── Records ──
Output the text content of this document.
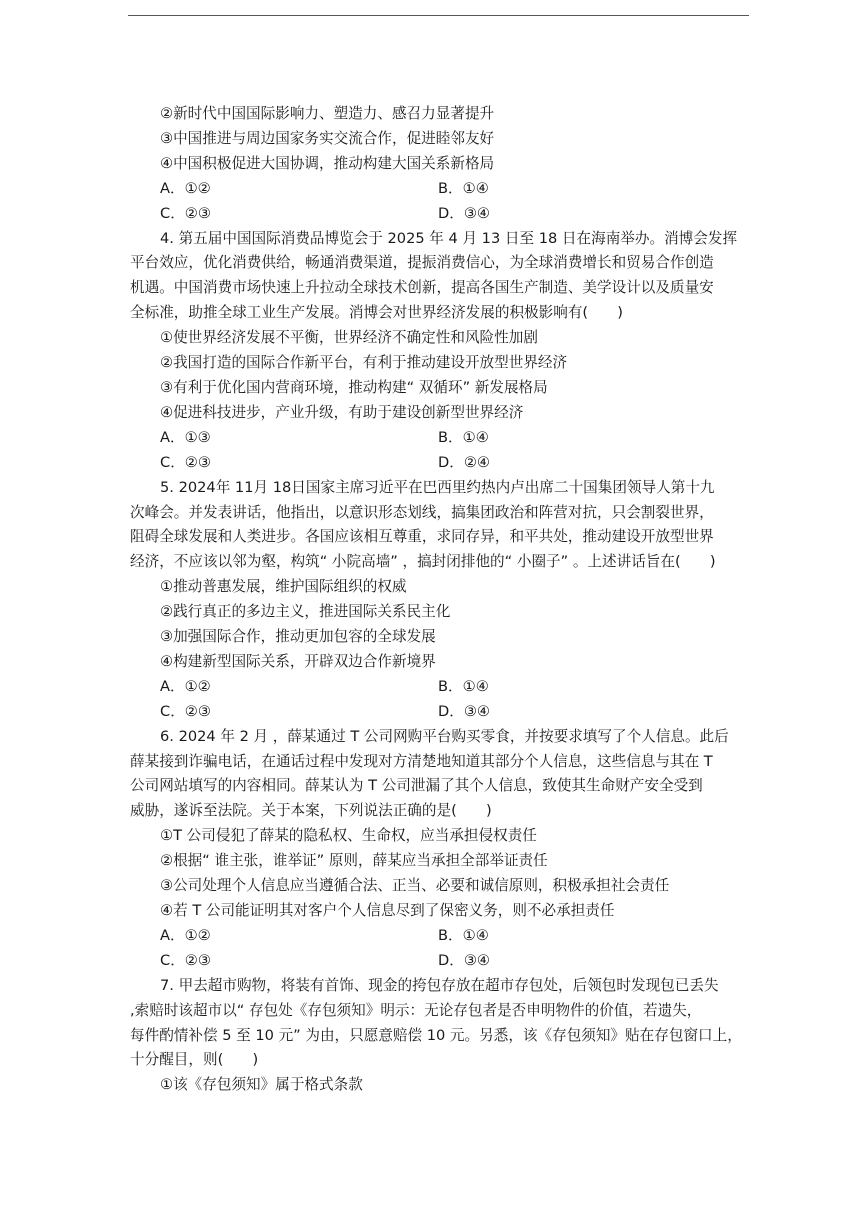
②新时代中国国际影响力、塑造力、感召力显著提升
③中国推进与周边国家务实交流合作，促进睦邻友好
④中国积极促进大国协调，推动构建大国关系新格局
A．①②	B．①④
C．②③	D．③④
4. 第五届中国国际消费品博览会于 2025 年 4 月 13 日至 18 日在海南举办。消博会发挥
平台效应，优化消费供给，畅通消费渠道，提振消费信心，为全球消费增长和贸易合作创造
机遇。中国消费市场快速上升拉动全球技术创新，提高各国生产制造、美学设计以及质量安
全标准，助推全球工业生产发展。消博会对世界经济发展的积极影响有(　　)
①使世界经济发展不平衡，世界经济不确定性和风险性加剧
②我国打造的国际合作新平台，有利于推动建设开放型世界经济
③有利于优化国内营商环境，推动构建“ 双循环” 新发展格局
④促进科技进步，产业升级，有助于建设创新型世界经济
A．①③	B．①④
C．②③	D．②④
5. 2024年 11月 18日国家主席习近平在巴西里约热内卢出席二十国集团领导人第十九
次峰会。并发表讲话，他指出，以意识形态划线，搞集团政治和阵营对抗，只会割裂世界，
阻碍全球发展和人类进步。各国应该相互尊重，求同存异，和平共处，推动建设开放型世界
经济，不应该以邻为壑，构筑“ 小院高墙” ，搞封闭排他的“ 小圈子” 。上述讲话旨在(　　)
①推动普惠发展，维护国际组织的权威
②践行真正的多边主义，推进国际关系民主化
③加强国际合作，推动更加包容的全球发展
④构建新型国际关系，开辟双边合作新境界
A．①②	B．①④
C．②③	D．③④
6. 2024 年 2 月 ，薛某通过 T 公司网购平台购买零食，并按要求填写了个人信息。此后
薛某接到诈骗电话，在通话过程中发现对方清楚地知道其部分个人信息，这些信息与其在 T
公司网站填写的内容相同。薛某认为 T 公司泄漏了其个人信息，致使其生命财产安全受到
威胁，遂诉至法院。关于本案，下列说法正确的是(　　)
①T 公司侵犯了薛某的隐私权、生命权，应当承担侵权责任
②根据“ 谁主张，谁举证” 原则，薛某应当承担全部举证责任
③公司处理个人信息应当遵循合法、正当、必要和诚信原则，积极承担社会责任
④若 T 公司能证明其对客户个人信息尽到了保密义务，则不必承担责任
A．①②	B．①④
C．②③	D．③④
7. 甲去超市购物，将装有首饰、现金的挎包存放在超市存包处，后领包时发现包已丢失
,索赔时该超市以“ 存包处《存包须知》明示：无论存包者是否申明物件的价值，若遗失，
每件酌情补偿 5 至 10 元” 为由，只愿意赔偿 10 元。另悉，该《存包须知》贴在存包窗口上，
十分醒目，则(　　)
①该《存包须知》属于格式条款
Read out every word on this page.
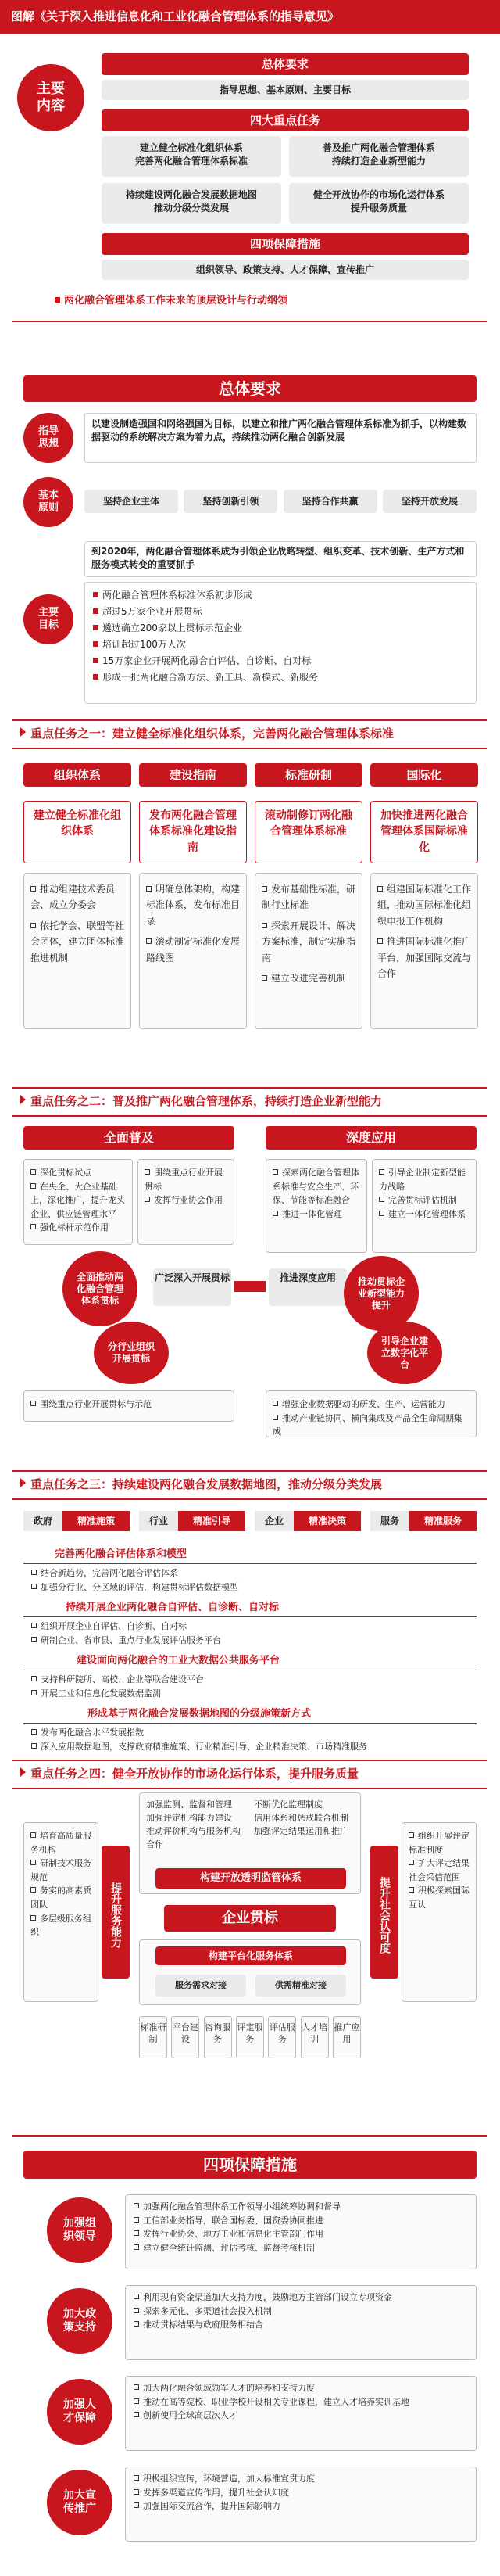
图解《关于深入推进信息化和工业化融合管理体系的指导意见》
主要内容
总体要求
指导思想、基本原则、主要目标
四大重点任务
建立健全标准化组织体系
完善两化融合管理体系标准
普及推广两化融合管理体系
持续打造企业新型能力
持续建设两化融合发展数据地图
推动分级分类发展
健全开放协作的市场化运行体系
提升服务质量
四项保障措施
组织领导、政策支持、人才保障、宣传推广
两化融合管理体系工作未来的顶层设计与行动纲领
总体要求
指导思想
以建设制造强国和网络强国为目标，以建立和推广两化融合管理体系标准为抓手，以构建数据驱动的系统解决方案为着力点，持续推动两化融合创新发展
基本原则
坚持企业主体	坚持创新引领	坚持合作共赢	坚持开放发展
主要目标
到2020年，两化融合管理体系成为引领企业战略转型、组织变革、技术创新、生产方式和服务模式转变的重要抓手
两化融合管理体系标准体系初步形成
超过5万家企业开展贯标
遴选确立200家以上贯标示范企业
培训超过100万人次
15万家企业开展两化融合自评估、自诊断、自对标
形成一批两化融合新方法、新工具、新模式、新服务
重点任务之一：建立健全标准化组织体系，完善两化融合管理体系标准
组织体系
建立健全标准化组织体系
推动组建技术委员会、成立分委会
依托学会、联盟等社会团体，建立团体标准推进机制
建设指南
发布两化融合管理体系标准化建设指南
明确总体架构，构建标准体系，发布标准目录
滚动制定标准化发展路线图
标准研制
滚动制修订两化融合管理体系标准
发布基础性标准，研制行业标准
探索开展设计、解决方案标准，制定实施指南
建立改进完善机制
国际化
加快推进两化融合管理体系国际标准化
组建国际标准化工作组，推动国际标准化组织申报工作机构
推进国际标准化推广平台，加强国际交流与合作
重点任务之二：普及推广两化融合管理体系，持续打造企业新型能力
全面普及	深度应用
深化贯标试点
在央企、大企业基础上，深化推广，提升龙头企业、供应链管理水平
强化标杆示范作用
围绕重点行业开展贯标
发挥行业协会作用
全面推动两化融合管理体系贯标
分行业组织开展贯标
围绕重点行业开展贯标与示范
广泛深入开展贯标	推进深度应用
探索两化融合管理体系标准与安全生产、环保、节能等标准融合
推进一体化管理
引导企业制定新型能力战略
完善贯标评估机制
建立一体化管理体系
推动贯标企业新型能力提升
引导企业建立数字化平台
增强企业数据驱动的研发、生产、运营能力
推动产业链协同、横向集成及产品全生命周期集成
重点任务之三：持续建设两化融合发展数据地图，推动分级分类发展
政府	精准施策	行业	精准引导	企业	精准决策	服务	精准服务
完善两化融合评估体系和模型
结合新趋势，完善两化融合评估体系
加强分行业、分区域的评估，构建贯标评估数据模型
持续开展企业两化融合自评估、自诊断、自对标
组织开展企业自评估、自诊断、自对标
研制企业、省市县、重点行业发展评估服务平台
建设面向两化融合的工业大数据公共服务平台
支持科研院所、高校、企业等联合建设平台
开展工业和信息化发展数据监测
形成基于两化融合发展数据地图的分级施策新方式
发布两化融合水平发展指数
深入应用数据地图，支撑政府精准施策、行业精准引导、企业精准决策、市场精准服务
重点任务之四：健全开放协作的市场化运行体系，提升服务质量
培育高质量服务机构
研制技术服务规范
务实的高素质团队
多层级服务组织	提升服务能力
加强监测、监督和管理
加强评定机构能力建设
推动评价机构与服务机构合作
不断优化监理制度
信用体系和惩戒联合机制
加强评定结果运用和推广
构建开放透明监管体系
企业贯标
构建平台化服务体系
服务需求对接	供需精准对接
提升社会认可度
组织开展评定标准制度
扩大评定结果社会采信范围
积极探索国际互认
标准研制
平台建设
咨询服务
评定服务
评估服务
人才培训
推广应用
四项保障措施
加强组织领导
加强两化融合管理体系工作领导小组统筹协调和督导
工信部业务指导，联合国标委、国资委协同推进
发挥行业协会、地方工业和信息化主管部门作用
建立健全统计监测、评估考核、监督考核机制
加大政策支持
利用现有资金渠道加大支持力度，鼓励地方主管部门设立专项资金
探索多元化、多渠道社会投入机制
推动贯标结果与政府服务相结合
加强人才保障
加大两化融合领域领军人才的培养和支持力度
推动在高等院校、职业学校开设相关专业课程，建立人才培养实训基地
创新使用全球高层次人才
加大宣传推广
积极组织宣传，环境营造，加大标准宣贯力度
发挥多渠道宣传作用，提升社会认知度
加强国际交流合作，提升国际影响力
───
Work to complete. All the lines above are to be reproduced exactly, except the pictures.

Written reply.
Output the text content of this document.
②新时代中国国际影响力、塑造力、感召力显著提升
③中国推进与周边国家务实交流合作，促进睦邻友好
④中国积极促进大国协调，推动构建大国关系新格局
A．①②	B．①④
C．②③	D．③④
4. 第五届中国国际消费品博览会于 2025 年 4 月 13 日至 18 日在海南举办。消博会发挥
平台效应，优化消费供给，畅通消费渠道，提振消费信心，为全球消费增长和贸易合作创造
机遇。中国消费市场快速上升拉动全球技术创新，提高各国生产制造、美学设计以及质量安
全标准，助推全球工业生产发展。消博会对世界经济发展的积极影响有(　　)
①使世界经济发展不平衡，世界经济不确定性和风险性加剧
②我国打造的国际合作新平台，有利于推动建设开放型世界经济
③有利于优化国内营商环境，推动构建“ 双循环” 新发展格局
④促进科技进步，产业升级，有助于建设创新型世界经济
A．①③	B．①④
C．②③	D．②④
5. 2024年 11月 18日国家主席习近平在巴西里约热内卢出席二十国集团领导人第十九
次峰会。并发表讲话，他指出，以意识形态划线，搞集团政治和阵营对抗，只会割裂世界，
阻碍全球发展和人类进步。各国应该相互尊重，求同存异，和平共处，推动建设开放型世界
经济，不应该以邻为壑，构筑“ 小院高墙” ，搞封闭排他的“ 小圈子” 。上述讲话旨在(　　)
①推动普惠发展，维护国际组织的权威
②践行真正的多边主义，推进国际关系民主化
③加强国际合作，推动更加包容的全球发展
④构建新型国际关系，开辟双边合作新境界
A．①②	B．①④
C．②③	D．③④
6. 2024 年 2 月 ，薛某通过 T 公司网购平台购买零食，并按要求填写了个人信息。此后
薛某接到诈骗电话，在通话过程中发现对方清楚地知道其部分个人信息，这些信息与其在 T
公司网站填写的内容相同。薛某认为 T 公司泄漏了其个人信息，致使其生命财产安全受到
威胁，遂诉至法院。关于本案，下列说法正确的是(　　)
①T 公司侵犯了薛某的隐私权、生命权，应当承担侵权责任
②根据“ 谁主张，谁举证” 原则，薛某应当承担全部举证责任
③公司处理个人信息应当遵循合法、正当、必要和诚信原则，积极承担社会责任
④若 T 公司能证明其对客户个人信息尽到了保密义务，则不必承担责任
A．①②	B．①④
C．②③	D．③④
7. 甲去超市购物，将装有首饰、现金的挎包存放在超市存包处，后领包时发现包已丢失
,索赔时该超市以“ 存包处《存包须知》明示：无论存包者是否申明物件的价值，若遗失，
每件酌情补偿 5 至 10 元” 为由，只愿意赔偿 10 元。另悉，该《存包须知》贴在存包窗口上，
十分醒目，则(　　)
①该《存包须知》属于格式条款
Read out every word on this page.
图解《关于深入推进信息化和工业化融合管理体系的指导意见》
主要内容
总体要求
指导思想、基本原则、主要目标
四大重点任务
建立健全标准化组织体系
完善两化融合管理体系标准
普及推广两化融合管理体系
持续打造企业新型能力
持续建设两化融合发展数据地图
推动分级分类发展
健全开放协作的市场化运行体系
提升服务质量
四项保障措施
组织领导、政策支持、人才保障、宣传推广
两化融合管理体系工作未来的顶层设计与行动纲领
总体要求
指导思想
以建设制造强国和网络强国为目标，以建立和推广两化融合管理体系标准为抓手，以构建数据驱动的系统解决方案为着力点，持续推动两化融合创新发展
基本原则
坚持企业主体	坚持创新引领	坚持合作共赢	坚持开放发展
主要目标
到2020年，两化融合管理体系成为引领企业战略转型、组织变革、技术创新、生产方式和服务模式转变的重要抓手
两化融合管理体系标准体系初步形成
超过5万家企业开展贯标
遴选确立200家以上贯标示范企业
培训超过100万人次
15万家企业开展两化融合自评估、自诊断、自对标
形成一批两化融合新方法、新工具、新模式、新服务
重点任务之一：建立健全标准化组织体系，完善两化融合管理体系标准
组织体系
建立健全标准化组织体系
推动组建技术委员会、成立分委会
依托学会、联盟等社会团体，建立团体标准推进机制
建设指南
发布两化融合管理体系标准化建设指南
明确总体架构，构建标准体系，发布标准目录
滚动制定标准化发展路线图
标准研制
滚动制修订两化融合管理体系标准
发布基础性标准，研制行业标准
探索开展设计、解决方案标准，制定实施指南
建立改进完善机制
国际化
加快推进两化融合管理体系国际标准化
组建国际标准化工作组，推动国际标准化组织申报工作机构
推进国际标准化推广平台，加强国际交流与合作
重点任务之二：普及推广两化融合管理体系，持续打造企业新型能力
全面普及	深度应用
深化贯标试点
在央企、大企业基础上，深化推广，提升龙头企业、供应链管理水平
强化标杆示范作用
围绕重点行业开展贯标
发挥行业协会作用
全面推动两化融合管理体系贯标
分行业组织开展贯标
围绕重点行业开展贯标与示范
广泛深入开展贯标	推进深度应用
探索两化融合管理体系标准与安全生产、环保、节能等标准融合
推进一体化管理
引导企业制定新型能力战略
完善贯标评估机制
建立一体化管理体系
推动贯标企业新型能力提升
引导企业建立数字化平台
增强企业数据驱动的研发、生产、运营能力
推动产业链协同、横向集成及产品全生命周期集成
重点任务之三：持续建设两化融合发展数据地图，推动分级分类发展
政府	精准施策	行业	精准引导	企业	精准决策	服务	精准服务
完善两化融合评估体系和模型
结合新趋势，完善两化融合评估体系
加强分行业、分区域的评估，构建贯标评估数据模型
持续开展企业两化融合自评估、自诊断、自对标
组织开展企业自评估、自诊断、自对标
研制企业、省市县、重点行业发展评估服务平台
建设面向两化融合的工业大数据公共服务平台
支持科研院所、高校、企业等联合建设平台
开展工业和信息化发展数据监测
形成基于两化融合发展数据地图的分级施策新方式
发布两化融合水平发展指数
深入应用数据地图，支撑政府精准施策、行业精准引导、企业精准决策、市场精准服务
重点任务之四：健全开放协作的市场化运行体系，提升服务质量
培育高质量服务机构
研制技术服务规范
务实的高素质团队
多层级服务组织	提升服务能力
加强监测、监督和管理
加强评定机构能力建设
推动评价机构与服务机构合作
不断优化监理制度
信用体系和惩戒联合机制
加强评定结果运用和推广
构建开放透明监管体系
企业贯标
构建平台化服务体系
服务需求对接	供需精准对接
提升社会认可度
组织开展评定标准制度
扩大评定结果社会采信范围
积极探索国际互认
标准研制
平台建设
咨询服务
评定服务
评估服务
人才培训
推广应用
四项保障措施
加强组织领导
加强两化融合管理体系工作领导小组统筹协调和督导
工信部业务指导，联合国标委、国资委协同推进
发挥行业协会、地方工业和信息化主管部门作用
建立健全统计监测、评估考核、监督考核机制
加大政策支持
利用现有资金渠道加大支持力度，鼓励地方主管部门设立专项资金
探索多元化、多渠道社会投入机制
推动贯标结果与政府服务相结合
加强人才保障
加大两化融合领域领军人才的培养和支持力度
推动在高等院校、职业学校开设相关专业课程，建立人才培养实训基地
创新使用全球高层次人才
加大宣传推广
积极组织宣传，环境营造，加大标准宣贯力度
发挥多渠道宣传作用，提升社会认知度
加强国际交流合作，提升国际影响力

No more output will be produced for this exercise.